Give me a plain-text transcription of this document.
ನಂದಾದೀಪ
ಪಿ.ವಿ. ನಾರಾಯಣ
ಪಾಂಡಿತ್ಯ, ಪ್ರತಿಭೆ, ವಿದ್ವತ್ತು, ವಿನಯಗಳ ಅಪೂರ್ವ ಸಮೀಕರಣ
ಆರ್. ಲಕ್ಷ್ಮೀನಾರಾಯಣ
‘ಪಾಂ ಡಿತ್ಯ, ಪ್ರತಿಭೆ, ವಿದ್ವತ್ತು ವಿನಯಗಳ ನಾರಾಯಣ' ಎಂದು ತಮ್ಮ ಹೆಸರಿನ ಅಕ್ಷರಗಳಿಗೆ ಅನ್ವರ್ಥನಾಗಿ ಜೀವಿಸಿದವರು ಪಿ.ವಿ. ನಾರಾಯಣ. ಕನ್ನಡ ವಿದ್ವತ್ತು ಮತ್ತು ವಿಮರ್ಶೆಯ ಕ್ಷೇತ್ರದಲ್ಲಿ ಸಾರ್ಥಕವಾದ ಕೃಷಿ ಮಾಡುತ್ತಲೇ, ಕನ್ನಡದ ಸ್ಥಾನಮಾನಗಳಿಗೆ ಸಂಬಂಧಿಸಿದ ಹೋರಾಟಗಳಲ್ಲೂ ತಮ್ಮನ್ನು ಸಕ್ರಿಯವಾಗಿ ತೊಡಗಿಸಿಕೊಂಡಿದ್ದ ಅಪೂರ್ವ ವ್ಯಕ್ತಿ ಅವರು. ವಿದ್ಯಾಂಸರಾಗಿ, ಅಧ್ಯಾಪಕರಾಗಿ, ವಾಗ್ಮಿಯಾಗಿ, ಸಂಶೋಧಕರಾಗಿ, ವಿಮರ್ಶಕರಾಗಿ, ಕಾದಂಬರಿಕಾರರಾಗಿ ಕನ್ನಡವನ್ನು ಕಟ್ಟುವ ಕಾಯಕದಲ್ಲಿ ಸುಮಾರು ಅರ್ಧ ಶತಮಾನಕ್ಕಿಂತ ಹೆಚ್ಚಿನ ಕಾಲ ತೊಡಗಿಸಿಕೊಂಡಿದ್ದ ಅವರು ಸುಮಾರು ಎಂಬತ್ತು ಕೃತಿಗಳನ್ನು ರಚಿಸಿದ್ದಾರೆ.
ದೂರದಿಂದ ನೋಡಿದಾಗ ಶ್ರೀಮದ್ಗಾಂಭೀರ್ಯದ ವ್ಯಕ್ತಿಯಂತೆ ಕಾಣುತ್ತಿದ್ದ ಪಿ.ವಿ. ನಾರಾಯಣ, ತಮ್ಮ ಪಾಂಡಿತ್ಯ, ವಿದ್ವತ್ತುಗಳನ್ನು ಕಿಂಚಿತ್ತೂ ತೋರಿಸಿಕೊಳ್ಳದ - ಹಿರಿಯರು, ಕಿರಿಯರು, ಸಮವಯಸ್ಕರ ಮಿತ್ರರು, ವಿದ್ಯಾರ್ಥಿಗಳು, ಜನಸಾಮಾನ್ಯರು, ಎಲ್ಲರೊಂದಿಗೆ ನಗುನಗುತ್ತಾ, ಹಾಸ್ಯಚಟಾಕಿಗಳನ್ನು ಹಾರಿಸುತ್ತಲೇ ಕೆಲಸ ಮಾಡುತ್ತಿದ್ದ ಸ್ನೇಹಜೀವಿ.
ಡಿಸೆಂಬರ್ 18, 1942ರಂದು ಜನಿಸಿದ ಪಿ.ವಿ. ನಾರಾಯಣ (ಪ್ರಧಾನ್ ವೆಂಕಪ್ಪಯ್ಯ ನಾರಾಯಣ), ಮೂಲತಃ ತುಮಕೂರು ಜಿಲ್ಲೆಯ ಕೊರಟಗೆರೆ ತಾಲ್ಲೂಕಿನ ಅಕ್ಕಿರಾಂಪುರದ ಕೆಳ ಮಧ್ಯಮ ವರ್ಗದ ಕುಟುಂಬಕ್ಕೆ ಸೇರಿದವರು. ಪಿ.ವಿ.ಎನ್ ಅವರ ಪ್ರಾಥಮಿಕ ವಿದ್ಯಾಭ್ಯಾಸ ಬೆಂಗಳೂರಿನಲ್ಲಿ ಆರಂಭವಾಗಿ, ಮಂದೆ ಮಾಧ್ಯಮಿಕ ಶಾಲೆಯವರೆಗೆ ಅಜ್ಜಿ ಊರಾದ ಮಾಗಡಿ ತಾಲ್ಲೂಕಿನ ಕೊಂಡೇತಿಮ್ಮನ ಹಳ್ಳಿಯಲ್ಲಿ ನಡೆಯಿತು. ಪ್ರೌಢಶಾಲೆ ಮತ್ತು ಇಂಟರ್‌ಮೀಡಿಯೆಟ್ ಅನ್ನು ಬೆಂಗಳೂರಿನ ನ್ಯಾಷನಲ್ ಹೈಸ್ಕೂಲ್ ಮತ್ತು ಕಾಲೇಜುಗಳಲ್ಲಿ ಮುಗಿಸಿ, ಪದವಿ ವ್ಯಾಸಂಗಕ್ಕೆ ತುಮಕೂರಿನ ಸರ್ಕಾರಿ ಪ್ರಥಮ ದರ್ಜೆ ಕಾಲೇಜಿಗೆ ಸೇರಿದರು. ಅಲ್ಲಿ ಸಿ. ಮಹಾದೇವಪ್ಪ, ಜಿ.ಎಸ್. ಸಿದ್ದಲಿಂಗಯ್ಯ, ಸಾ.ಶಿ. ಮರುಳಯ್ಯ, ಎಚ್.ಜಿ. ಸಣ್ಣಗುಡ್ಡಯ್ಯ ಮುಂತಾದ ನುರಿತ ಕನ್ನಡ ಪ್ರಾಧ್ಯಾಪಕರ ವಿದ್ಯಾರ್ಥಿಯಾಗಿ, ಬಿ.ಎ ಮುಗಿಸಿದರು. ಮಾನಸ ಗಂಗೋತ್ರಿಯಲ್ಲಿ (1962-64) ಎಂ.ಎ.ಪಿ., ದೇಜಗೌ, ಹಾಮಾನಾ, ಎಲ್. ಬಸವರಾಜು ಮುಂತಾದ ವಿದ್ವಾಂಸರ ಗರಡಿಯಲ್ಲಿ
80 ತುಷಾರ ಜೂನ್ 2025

------------------------------

### Given task
Retype the records in full. Keep every line identical to the original.

### Written answer
Give me a plain-text transcription of this document.
ನಂದಾದೀಪ
ಪಿ.ವಿ. ನಾರಾಯಣ
ಪಾಂಡಿತ್ಯ, ಪ್ರತಿಭೆ, ವಿದ್ವತ್ತು, ವಿನಯಗಳ ಅಪೂರ್ವ ಸಮೀಕರಣ
ಆರ್. ಲಕ್ಷ್ಮೀನಾರಾಯಣ
‘ಪಾಂ ಡಿತ್ಯ, ಪ್ರತಿಭೆ, ವಿದ್ವತ್ತು ವಿನಯಗಳ ನಾರಾಯಣ' ಎಂದು ತಮ್ಮ ಹೆಸರಿನ ಅಕ್ಷರಗಳಿಗೆ ಅನ್ವರ್ಥನಾಗಿ ಜೀವಿಸಿದವರು ಪಿ.ವಿ. ನಾರಾಯಣ. ಕನ್ನಡ ವಿದ್ವತ್ತು ಮತ್ತು ವಿಮರ್ಶೆಯ ಕ್ಷೇತ್ರದಲ್ಲಿ ಸಾರ್ಥಕವಾದ ಕೃಷಿ ಮಾಡುತ್ತಲೇ, ಕನ್ನಡದ ಸ್ಥಾನಮಾನಗಳಿಗೆ ಸಂಬಂಧಿಸಿದ ಹೋರಾಟಗಳಲ್ಲೂ ತಮ್ಮನ್ನು ಸಕ್ರಿಯವಾಗಿ ತೊಡಗಿಸಿಕೊಂಡಿದ್ದ ಅಪೂರ್ವ ವ್ಯಕ್ತಿ ಅವರು. ವಿದ್ಯಾಂಸರಾಗಿ, ಅಧ್ಯಾಪಕರಾಗಿ, ವಾಗ್ಮಿಯಾಗಿ, ಸಂಶೋಧಕರಾಗಿ, ವಿಮರ್ಶಕರಾಗಿ, ಕಾದಂಬರಿಕಾರರಾಗಿ ಕನ್ನಡವನ್ನು ಕಟ್ಟುವ ಕಾಯಕದಲ್ಲಿ ಸುಮಾರು ಅರ್ಧ ಶತಮಾನಕ್ಕಿಂತ ಹೆಚ್ಚಿನ ಕಾಲ ತೊಡಗಿಸಿಕೊಂಡಿದ್ದ ಅವರು ಸುಮಾರು ಎಂಬತ್ತು ಕೃತಿಗಳನ್ನು ರಚಿಸಿದ್ದಾರೆ.
ದೂರದಿಂದ ನೋಡಿದಾಗ ಶ್ರೀಮದ್ಗಾಂಭೀರ್ಯದ ವ್ಯಕ್ತಿಯಂತೆ ಕಾಣುತ್ತಿದ್ದ ಪಿ.ವಿ. ನಾರಾಯಣ, ತಮ್ಮ ಪಾಂಡಿತ್ಯ, ವಿದ್ವತ್ತುಗಳನ್ನು ಕಿಂಚಿತ್ತೂ ತೋರಿಸಿಕೊಳ್ಳದ - ಹಿರಿಯರು, ಕಿರಿಯರು, ಸಮವಯಸ್ಕರ ಮಿತ್ರರು, ವಿದ್ಯಾರ್ಥಿಗಳು, ಜನಸಾಮಾನ್ಯರು, ಎಲ್ಲರೊಂದಿಗೆ ನಗುನಗುತ್ತಾ, ಹಾಸ್ಯಚಟಾಕಿಗಳನ್ನು ಹಾರಿಸುತ್ತಲೇ ಕೆಲಸ ಮಾಡುತ್ತಿದ್ದ ಸ್ನೇಹಜೀವಿ.
ಡಿಸೆಂಬರ್ 18, 1942ರಂದು ಜನಿಸಿದ ಪಿ.ವಿ. ನಾರಾಯಣ (ಪ್ರಧಾನ್ ವೆಂಕಪ್ಪಯ್ಯ ನಾರಾಯಣ), ಮೂಲತಃ ತುಮಕೂರು ಜಿಲ್ಲೆಯ ಕೊರಟಗೆರೆ ತಾಲ್ಲೂಕಿನ ಅಕ್ಕಿರಾಂಪುರದ ಕೆಳ ಮಧ್ಯಮ ವರ್ಗದ ಕುಟುಂಬಕ್ಕೆ ಸೇರಿದವರು. ಪಿ.ವಿ.ಎನ್ ಅವರ ಪ್ರಾಥಮಿಕ ವಿದ್ಯಾಭ್ಯಾಸ ಬೆಂಗಳೂರಿನಲ್ಲಿ ಆರಂಭವಾಗಿ, ಮಂದೆ ಮಾಧ್ಯಮಿಕ ಶಾಲೆಯವರೆಗೆ ಅಜ್ಜಿ ಊರಾದ ಮಾಗಡಿ ತಾಲ್ಲೂಕಿನ ಕೊಂಡೇತಿಮ್ಮನ ಹಳ್ಳಿಯಲ್ಲಿ ನಡೆಯಿತು. ಪ್ರೌಢಶಾಲೆ ಮತ್ತು ಇಂಟರ್‌ಮೀಡಿಯೆಟ್ ಅನ್ನು ಬೆಂಗಳೂರಿನ ನ್ಯಾಷನಲ್ ಹೈಸ್ಕೂಲ್ ಮತ್ತು ಕಾಲೇಜುಗಳಲ್ಲಿ ಮುಗಿಸಿ, ಪದವಿ ವ್ಯಾಸಂಗಕ್ಕೆ ತುಮಕೂರಿನ ಸರ್ಕಾರಿ ಪ್ರಥಮ ದರ್ಜೆ ಕಾಲೇಜಿಗೆ ಸೇರಿದರು. ಅಲ್ಲಿ ಸಿ. ಮಹಾದೇವಪ್ಪ, ಜಿ.ಎಸ್. ಸಿದ್ದಲಿಂಗಯ್ಯ, ಸಾ.ಶಿ. ಮರುಳಯ್ಯ, ಎಚ್.ಜಿ. ಸಣ್ಣಗುಡ್ಡಯ್ಯ ಮುಂತಾದ ನುರಿತ ಕನ್ನಡ ಪ್ರಾಧ್ಯಾಪಕರ ವಿದ್ಯಾರ್ಥಿಯಾಗಿ, ಬಿ.ಎ ಮುಗಿಸಿದರು. ಮಾನಸ ಗಂಗೋತ್ರಿಯಲ್ಲಿ (1962-64) ಎಂ.ಎ.ಪಿ., ದೇಜಗೌ, ಹಾಮಾನಾ, ಎಲ್. ಬಸವರಾಜು ಮುಂತಾದ ವಿದ್ವಾಂಸರ ಗರಡಿಯಲ್ಲಿ
80 ತುಷಾರ ಜೂನ್ 2025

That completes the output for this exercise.